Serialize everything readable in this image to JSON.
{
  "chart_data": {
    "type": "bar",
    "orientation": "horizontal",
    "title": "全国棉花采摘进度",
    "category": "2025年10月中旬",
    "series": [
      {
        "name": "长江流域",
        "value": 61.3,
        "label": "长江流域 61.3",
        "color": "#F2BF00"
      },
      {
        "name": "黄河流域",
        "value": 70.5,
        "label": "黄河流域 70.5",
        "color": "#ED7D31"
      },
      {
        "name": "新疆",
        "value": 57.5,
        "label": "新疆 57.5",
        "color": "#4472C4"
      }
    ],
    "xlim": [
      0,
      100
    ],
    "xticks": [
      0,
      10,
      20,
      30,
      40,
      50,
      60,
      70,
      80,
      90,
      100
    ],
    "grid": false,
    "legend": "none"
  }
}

STATED EXERCISE - Write out every line of the listing that holds the word "label".

EXPECTED ANSWER -
        "label": "长江流域 61.3",
        "label": "黄河流域 70.5",
        "label": "新疆 57.5",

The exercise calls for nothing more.